> **Task description**: Search the records below for the word "orígenes". Copy each line where it occurs.

*** Opening Data to examine ***

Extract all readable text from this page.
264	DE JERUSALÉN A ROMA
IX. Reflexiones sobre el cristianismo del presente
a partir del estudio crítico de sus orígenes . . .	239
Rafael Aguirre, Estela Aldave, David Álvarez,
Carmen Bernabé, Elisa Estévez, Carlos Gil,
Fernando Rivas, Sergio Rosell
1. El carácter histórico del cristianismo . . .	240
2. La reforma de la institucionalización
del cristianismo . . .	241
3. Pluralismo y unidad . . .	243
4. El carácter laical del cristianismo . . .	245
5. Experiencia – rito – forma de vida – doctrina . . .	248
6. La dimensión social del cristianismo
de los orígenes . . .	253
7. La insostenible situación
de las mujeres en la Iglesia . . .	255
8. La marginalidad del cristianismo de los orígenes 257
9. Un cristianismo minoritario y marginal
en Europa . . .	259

*** Closing Data to examine ***

> **Answer box**:
a partir del estudio crítico de sus orígenes . . .	239
de los orígenes . . .	253
8. La marginalidad del cristianismo de los orígenes 257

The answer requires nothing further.